Items from a figure collection

################

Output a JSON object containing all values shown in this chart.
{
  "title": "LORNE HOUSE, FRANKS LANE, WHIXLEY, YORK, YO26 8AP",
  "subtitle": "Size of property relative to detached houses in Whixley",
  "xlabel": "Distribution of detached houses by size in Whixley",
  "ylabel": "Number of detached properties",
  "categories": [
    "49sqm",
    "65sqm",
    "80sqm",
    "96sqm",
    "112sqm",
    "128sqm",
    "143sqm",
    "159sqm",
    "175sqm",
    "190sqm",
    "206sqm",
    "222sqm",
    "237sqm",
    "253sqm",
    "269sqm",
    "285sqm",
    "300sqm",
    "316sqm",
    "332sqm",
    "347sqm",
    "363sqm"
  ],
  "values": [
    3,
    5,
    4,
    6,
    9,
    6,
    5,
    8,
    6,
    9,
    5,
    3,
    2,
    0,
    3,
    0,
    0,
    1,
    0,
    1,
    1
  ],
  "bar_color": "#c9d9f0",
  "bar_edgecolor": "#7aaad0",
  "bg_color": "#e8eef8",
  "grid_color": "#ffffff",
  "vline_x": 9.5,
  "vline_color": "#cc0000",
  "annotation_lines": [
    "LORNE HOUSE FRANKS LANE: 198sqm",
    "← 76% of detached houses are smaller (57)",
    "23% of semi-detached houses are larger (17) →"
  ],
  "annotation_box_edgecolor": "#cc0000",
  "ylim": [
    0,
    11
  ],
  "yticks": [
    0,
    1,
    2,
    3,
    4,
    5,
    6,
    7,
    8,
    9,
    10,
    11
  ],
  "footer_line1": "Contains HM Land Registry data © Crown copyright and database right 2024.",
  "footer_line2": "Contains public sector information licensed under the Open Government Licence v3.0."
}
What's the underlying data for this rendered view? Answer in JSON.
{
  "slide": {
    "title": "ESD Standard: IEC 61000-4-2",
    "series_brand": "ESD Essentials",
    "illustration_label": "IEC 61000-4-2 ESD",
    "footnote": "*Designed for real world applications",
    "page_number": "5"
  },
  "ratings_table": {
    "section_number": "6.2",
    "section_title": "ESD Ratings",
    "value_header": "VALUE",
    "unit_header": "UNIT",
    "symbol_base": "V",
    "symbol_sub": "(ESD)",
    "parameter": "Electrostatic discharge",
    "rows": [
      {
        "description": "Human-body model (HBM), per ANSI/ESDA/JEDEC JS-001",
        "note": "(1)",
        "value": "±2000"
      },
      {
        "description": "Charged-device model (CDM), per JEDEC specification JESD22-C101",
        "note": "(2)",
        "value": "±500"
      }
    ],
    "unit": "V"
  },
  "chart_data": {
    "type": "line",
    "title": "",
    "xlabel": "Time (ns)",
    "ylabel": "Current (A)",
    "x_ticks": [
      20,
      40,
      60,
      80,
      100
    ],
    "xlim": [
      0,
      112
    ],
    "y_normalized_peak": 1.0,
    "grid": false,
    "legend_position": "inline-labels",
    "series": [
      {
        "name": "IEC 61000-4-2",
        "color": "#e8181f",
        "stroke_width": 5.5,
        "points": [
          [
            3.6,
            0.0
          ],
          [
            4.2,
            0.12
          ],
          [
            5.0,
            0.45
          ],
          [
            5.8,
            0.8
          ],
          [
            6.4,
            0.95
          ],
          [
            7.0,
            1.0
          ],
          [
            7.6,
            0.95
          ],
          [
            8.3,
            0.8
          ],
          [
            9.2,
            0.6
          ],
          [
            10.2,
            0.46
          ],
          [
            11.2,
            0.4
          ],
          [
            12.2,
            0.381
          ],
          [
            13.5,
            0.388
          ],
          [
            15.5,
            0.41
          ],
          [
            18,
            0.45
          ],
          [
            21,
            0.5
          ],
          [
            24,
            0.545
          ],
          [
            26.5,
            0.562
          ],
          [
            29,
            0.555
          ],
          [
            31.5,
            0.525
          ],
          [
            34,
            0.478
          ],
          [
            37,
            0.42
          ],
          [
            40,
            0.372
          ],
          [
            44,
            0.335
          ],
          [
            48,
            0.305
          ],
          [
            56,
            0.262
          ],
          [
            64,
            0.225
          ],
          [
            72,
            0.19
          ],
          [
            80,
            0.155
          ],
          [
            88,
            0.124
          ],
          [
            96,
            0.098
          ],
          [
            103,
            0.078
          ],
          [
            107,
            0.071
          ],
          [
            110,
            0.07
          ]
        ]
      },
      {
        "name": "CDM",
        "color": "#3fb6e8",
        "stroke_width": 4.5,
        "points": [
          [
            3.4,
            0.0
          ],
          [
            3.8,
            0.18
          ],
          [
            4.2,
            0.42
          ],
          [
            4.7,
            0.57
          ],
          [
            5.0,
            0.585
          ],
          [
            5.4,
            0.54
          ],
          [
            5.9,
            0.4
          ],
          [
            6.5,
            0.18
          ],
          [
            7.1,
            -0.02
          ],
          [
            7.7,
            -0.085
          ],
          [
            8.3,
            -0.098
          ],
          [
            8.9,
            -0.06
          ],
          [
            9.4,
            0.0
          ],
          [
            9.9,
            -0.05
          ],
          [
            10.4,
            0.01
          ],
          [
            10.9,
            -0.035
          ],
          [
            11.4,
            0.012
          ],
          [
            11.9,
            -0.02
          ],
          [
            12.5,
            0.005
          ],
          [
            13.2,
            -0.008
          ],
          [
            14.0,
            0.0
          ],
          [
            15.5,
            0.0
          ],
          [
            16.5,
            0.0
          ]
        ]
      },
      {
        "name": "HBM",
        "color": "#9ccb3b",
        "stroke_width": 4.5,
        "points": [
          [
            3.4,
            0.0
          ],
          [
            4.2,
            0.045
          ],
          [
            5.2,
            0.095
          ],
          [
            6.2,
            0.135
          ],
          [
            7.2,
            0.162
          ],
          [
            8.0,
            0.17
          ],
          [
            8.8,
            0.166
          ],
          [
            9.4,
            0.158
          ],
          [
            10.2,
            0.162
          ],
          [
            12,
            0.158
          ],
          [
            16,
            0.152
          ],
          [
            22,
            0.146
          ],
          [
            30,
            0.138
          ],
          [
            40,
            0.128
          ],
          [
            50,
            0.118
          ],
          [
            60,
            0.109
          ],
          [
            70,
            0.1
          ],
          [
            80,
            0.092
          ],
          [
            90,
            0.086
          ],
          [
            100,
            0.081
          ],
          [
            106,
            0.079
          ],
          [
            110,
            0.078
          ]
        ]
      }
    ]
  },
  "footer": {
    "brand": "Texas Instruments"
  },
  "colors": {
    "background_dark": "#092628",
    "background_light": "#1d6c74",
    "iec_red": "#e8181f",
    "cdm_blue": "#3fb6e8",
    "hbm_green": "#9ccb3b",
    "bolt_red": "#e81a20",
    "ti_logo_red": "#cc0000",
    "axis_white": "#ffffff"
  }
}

################

JOB:
Write out the whole listing again. Match it word for word.

ANSWER TO THE PROBLEM:
Output a JSON object containing all values shown in this chart.
{
  "title": "LORNE HOUSE, FRANKS LANE, WHIXLEY, YORK, YO26 8AP",
  "subtitle": "Size of property relative to detached houses in Whixley",
  "xlabel": "Distribution of detached houses by size in Whixley",
  "ylabel": "Number of detached properties",
  "categories": [
    "49sqm",
    "65sqm",
    "80sqm",
    "96sqm",
    "112sqm",
    "128sqm",
    "143sqm",
    "159sqm",
    "175sqm",
    "190sqm",
    "206sqm",
    "222sqm",
    "237sqm",
    "253sqm",
    "269sqm",
    "285sqm",
    "300sqm",
    "316sqm",
    "332sqm",
    "347sqm",
    "363sqm"
  ],
  "values": [
    3,
    5,
    4,
    6,
    9,
    6,
    5,
    8,
    6,
    9,
    5,
    3,
    2,
    0,
    3,
    0,
    0,
    1,
    0,
    1,
    1
  ],
  "bar_color": "#c9d9f0",
  "bar_edgecolor": "#7aaad0",
  "bg_color": "#e8eef8",
  "grid_color": "#ffffff",
  "vline_x": 9.5,
  "vline_color": "#cc0000",
  "annotation_lines": [
    "LORNE HOUSE FRANKS LANE: 198sqm",
    "← 76% of detached houses are smaller (57)",
    "23% of semi-detached houses are larger (17) →"
  ],
  "annotation_box_edgecolor": "#cc0000",
  "ylim": [
    0,
    11
  ],
  "yticks": [
    0,
    1,
    2,
    3,
    4,
    5,
    6,
    7,
    8,
    9,
    10,
    11
  ],
  "footer_line1": "Contains HM Land Registry data © Crown copyright and database right 2024.",
  "footer_line2": "Contains public sector information licensed under the Open Government Licence v3.0."
}
What's the underlying data for this rendered view? Answer in JSON.
{
  "slide": {
    "title": "ESD Standard: IEC 61000-4-2",
    "series_brand": "ESD Essentials",
    "illustration_label": "IEC 61000-4-2 ESD",
    "footnote": "*Designed for real world applications",
    "page_number": "5"
  },
  "ratings_table": {
    "section_number": "6.2",
    "section_title": "ESD Ratings",
    "value_header": "VALUE",
    "unit_header": "UNIT",
    "symbol_base": "V",
    "symbol_sub": "(ESD)",
    "parameter": "Electrostatic discharge",
    "rows": [
      {
        "description": "Human-body model (HBM), per ANSI/ESDA/JEDEC JS-001",
        "note": "(1)",
        "value": "±2000"
      },
      {
        "description": "Charged-device model (CDM), per JEDEC specification JESD22-C101",
        "note": "(2)",
        "value": "±500"
      }
    ],
    "unit": "V"
  },
  "chart_data": {
    "type": "line",
    "title": "",
    "xlabel": "Time (ns)",
    "ylabel": "Current (A)",
    "x_ticks": [
      20,
      40,
      60,
      80,
      100
    ],
    "xlim": [
      0,
      112
    ],
    "y_normalized_peak": 1.0,
    "grid": false,
    "legend_position": "inline-labels",
    "series": [
      {
        "name": "IEC 61000-4-2",
        "color": "#e8181f",
        "stroke_width": 5.5,
        "points": [
          [
            3.6,
            0.0
          ],
          [
            4.2,
            0.12
          ],
          [
            5.0,
            0.45
          ],
          [
            5.8,
            0.8
          ],
          [
            6.4,
            0.95
          ],
          [
            7.0,
            1.0
          ],
          [
            7.6,
            0.95
          ],
          [
            8.3,
            0.8
          ],
          [
            9.2,
            0.6
          ],
          [
            10.2,
            0.46
          ],
          [
            11.2,
            0.4
          ],
          [
            12.2,
            0.381
          ],
          [
            13.5,
            0.388
          ],
          [
            15.5,
            0.41
          ],
          [
            18,
            0.45
          ],
          [
            21,
            0.5
          ],
          [
            24,
            0.545
          ],
          [
            26.5,
            0.562
          ],
          [
            29,
            0.555
          ],
          [
            31.5,
            0.525
          ],
          [
            34,
            0.478
          ],
          [
            37,
            0.42
          ],
          [
            40,
            0.372
          ],
          [
            44,
            0.335
          ],
          [
            48,
            0.305
          ],
          [
            56,
            0.262
          ],
          [
            64,
            0.225
          ],
          [
            72,
            0.19
          ],
          [
            80,
            0.155
          ],
          [
            88,
            0.124
          ],
          [
            96,
            0.098
          ],
          [
            103,
            0.078
          ],
          [
            107,
            0.071
          ],
          [
            110,
            0.07
          ]
        ]
      },
      {
        "name": "CDM",
        "color": "#3fb6e8",
        "stroke_width": 4.5,
        "points": [
          [
            3.4,
            0.0
          ],
          [
            3.8,
            0.18
          ],
          [
            4.2,
            0.42
          ],
          [
            4.7,
            0.57
          ],
          [
            5.0,
            0.585
          ],
          [
            5.4,
            0.54
          ],
          [
            5.9,
            0.4
          ],
          [
            6.5,
            0.18
          ],
          [
            7.1,
            -0.02
          ],
          [
            7.7,
            -0.085
          ],
          [
            8.3,
            -0.098
          ],
          [
            8.9,
            -0.06
          ],
          [
            9.4,
            0.0
          ],
          [
            9.9,
            -0.05
          ],
          [
            10.4,
            0.01
          ],
          [
            10.9,
            -0.035
          ],
          [
            11.4,
            0.012
          ],
          [
            11.9,
            -0.02
          ],
          [
            12.5,
            0.005
          ],
          [
            13.2,
            -0.008
          ],
          [
            14.0,
            0.0
          ],
          [
            15.5,
            0.0
          ],
          [
            16.5,
            0.0
          ]
        ]
      },
      {
        "name": "HBM",
        "color": "#9ccb3b",
        "stroke_width": 4.5,
        "points": [
          [
            3.4,
            0.0
          ],
          [
            4.2,
            0.045
          ],
          [
            5.2,
            0.095
          ],
          [
            6.2,
            0.135
          ],
          [
            7.2,
            0.162
          ],
          [
            8.0,
            0.17
          ],
          [
            8.8,
            0.166
          ],
          [
            9.4,
            0.158
          ],
          [
            10.2,
            0.162
          ],
          [
            12,
            0.158
          ],
          [
            16,
            0.152
          ],
          [
            22,
            0.146
          ],
          [
            30,
            0.138
          ],
          [
            40,
            0.128
          ],
          [
            50,
            0.118
          ],
          [
            60,
            0.109
          ],
          [
            70,
            0.1
          ],
          [
            80,
            0.092
          ],
          [
            90,
            0.086
          ],
          [
            100,
            0.081
          ],
          [
            106,
            0.079
          ],
          [
            110,
            0.078
          ]
        ]
      }
    ]
  },
  "footer": {
    "brand": "Texas Instruments"
  },
  "colors": {
    "background_dark": "#092628",
    "background_light": "#1d6c74",
    "iec_red": "#e8181f",
    "cdm_blue": "#3fb6e8",
    "hbm_green": "#9ccb3b",
    "bolt_red": "#e81a20",
    "ti_logo_red": "#cc0000",
    "axis_white": "#ffffff"
  }
}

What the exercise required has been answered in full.